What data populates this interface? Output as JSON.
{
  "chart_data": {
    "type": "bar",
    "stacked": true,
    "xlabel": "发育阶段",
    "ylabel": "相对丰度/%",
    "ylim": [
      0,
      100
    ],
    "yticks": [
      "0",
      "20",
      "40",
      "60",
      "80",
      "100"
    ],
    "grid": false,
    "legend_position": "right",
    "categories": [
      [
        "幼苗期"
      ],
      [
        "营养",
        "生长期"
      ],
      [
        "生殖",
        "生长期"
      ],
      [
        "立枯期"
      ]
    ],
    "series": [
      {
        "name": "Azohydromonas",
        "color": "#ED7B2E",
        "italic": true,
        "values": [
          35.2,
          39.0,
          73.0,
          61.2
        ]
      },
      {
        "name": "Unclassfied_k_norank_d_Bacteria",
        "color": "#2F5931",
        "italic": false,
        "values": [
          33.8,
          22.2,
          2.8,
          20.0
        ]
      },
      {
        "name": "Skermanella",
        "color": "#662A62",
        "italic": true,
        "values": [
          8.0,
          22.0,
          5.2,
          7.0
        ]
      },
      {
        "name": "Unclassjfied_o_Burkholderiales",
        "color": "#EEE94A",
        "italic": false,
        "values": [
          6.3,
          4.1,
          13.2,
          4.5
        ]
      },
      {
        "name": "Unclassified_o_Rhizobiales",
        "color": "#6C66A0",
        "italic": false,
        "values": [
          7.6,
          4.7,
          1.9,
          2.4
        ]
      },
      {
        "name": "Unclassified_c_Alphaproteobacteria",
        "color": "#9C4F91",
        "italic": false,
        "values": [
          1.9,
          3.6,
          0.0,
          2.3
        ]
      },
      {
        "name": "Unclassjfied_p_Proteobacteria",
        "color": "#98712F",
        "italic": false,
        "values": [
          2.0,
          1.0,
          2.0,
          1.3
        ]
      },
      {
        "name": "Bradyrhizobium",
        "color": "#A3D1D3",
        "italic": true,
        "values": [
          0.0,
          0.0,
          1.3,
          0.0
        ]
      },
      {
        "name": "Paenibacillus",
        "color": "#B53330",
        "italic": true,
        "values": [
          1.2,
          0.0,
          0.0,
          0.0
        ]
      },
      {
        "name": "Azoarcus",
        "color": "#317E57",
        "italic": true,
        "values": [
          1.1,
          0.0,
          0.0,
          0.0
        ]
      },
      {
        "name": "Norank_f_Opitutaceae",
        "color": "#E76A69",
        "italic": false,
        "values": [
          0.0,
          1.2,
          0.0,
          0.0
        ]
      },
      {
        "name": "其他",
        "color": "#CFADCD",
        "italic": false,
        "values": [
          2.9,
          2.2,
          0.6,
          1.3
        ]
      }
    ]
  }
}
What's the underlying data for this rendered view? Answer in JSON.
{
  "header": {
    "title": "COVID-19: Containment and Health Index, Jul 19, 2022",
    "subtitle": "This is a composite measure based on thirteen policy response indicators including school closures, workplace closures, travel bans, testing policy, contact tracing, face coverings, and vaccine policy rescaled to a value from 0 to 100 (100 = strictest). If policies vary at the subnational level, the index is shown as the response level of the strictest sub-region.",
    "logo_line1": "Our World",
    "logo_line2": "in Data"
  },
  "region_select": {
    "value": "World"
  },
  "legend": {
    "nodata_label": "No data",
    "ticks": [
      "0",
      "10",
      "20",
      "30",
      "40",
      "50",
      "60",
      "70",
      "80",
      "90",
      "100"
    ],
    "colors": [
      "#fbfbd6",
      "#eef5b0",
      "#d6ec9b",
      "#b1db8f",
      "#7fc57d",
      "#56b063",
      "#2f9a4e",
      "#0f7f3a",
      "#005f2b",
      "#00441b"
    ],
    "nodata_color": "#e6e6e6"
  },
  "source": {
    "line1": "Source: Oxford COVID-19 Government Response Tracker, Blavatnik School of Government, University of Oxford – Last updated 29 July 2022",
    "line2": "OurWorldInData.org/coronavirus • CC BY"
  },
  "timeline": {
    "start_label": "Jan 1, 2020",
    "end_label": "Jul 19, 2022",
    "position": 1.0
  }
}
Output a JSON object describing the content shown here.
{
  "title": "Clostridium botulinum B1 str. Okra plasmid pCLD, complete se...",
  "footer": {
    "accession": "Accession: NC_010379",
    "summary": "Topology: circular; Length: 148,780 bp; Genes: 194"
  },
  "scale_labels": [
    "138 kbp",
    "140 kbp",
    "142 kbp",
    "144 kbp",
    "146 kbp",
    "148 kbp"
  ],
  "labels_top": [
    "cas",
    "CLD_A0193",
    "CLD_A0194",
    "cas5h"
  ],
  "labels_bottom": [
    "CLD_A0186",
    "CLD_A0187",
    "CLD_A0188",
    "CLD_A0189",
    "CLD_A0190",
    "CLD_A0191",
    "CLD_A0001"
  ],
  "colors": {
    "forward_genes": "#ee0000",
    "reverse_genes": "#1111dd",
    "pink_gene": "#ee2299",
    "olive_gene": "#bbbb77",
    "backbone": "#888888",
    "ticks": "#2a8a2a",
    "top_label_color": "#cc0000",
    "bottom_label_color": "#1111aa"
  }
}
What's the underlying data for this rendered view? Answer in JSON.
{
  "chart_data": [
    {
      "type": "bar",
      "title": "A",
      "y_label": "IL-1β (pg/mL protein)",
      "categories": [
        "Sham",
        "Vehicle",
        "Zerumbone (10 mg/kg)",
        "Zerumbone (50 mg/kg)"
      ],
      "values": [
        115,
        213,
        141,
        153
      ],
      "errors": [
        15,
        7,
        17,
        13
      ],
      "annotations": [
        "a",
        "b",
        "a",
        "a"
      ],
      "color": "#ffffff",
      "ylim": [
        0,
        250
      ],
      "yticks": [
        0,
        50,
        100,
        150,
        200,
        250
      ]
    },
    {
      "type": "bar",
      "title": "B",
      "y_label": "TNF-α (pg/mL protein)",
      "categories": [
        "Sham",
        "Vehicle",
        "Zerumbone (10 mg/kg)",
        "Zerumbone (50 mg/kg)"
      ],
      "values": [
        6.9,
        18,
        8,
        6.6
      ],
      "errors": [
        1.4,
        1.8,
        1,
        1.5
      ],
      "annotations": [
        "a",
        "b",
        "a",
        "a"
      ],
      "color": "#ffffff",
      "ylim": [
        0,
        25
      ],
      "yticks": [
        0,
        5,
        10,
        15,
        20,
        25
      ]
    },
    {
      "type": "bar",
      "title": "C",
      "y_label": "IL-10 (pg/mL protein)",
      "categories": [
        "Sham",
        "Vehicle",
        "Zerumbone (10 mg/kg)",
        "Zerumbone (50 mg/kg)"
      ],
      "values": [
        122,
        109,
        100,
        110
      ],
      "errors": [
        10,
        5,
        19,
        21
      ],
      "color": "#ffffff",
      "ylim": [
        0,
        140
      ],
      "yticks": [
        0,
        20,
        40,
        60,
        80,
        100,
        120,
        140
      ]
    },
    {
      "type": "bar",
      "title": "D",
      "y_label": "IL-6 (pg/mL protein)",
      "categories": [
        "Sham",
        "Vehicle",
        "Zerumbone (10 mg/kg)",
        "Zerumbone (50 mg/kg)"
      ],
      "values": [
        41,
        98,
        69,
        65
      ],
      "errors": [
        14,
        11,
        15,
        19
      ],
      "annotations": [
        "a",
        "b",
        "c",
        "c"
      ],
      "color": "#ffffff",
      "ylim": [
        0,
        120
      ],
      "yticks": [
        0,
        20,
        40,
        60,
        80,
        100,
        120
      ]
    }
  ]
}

» About this exercise:
Each line of the material that contains the string "Output" has to be copied out.

» Task response:
What data populates this interface? Output as JSON.
Output a JSON object describing the content shown here.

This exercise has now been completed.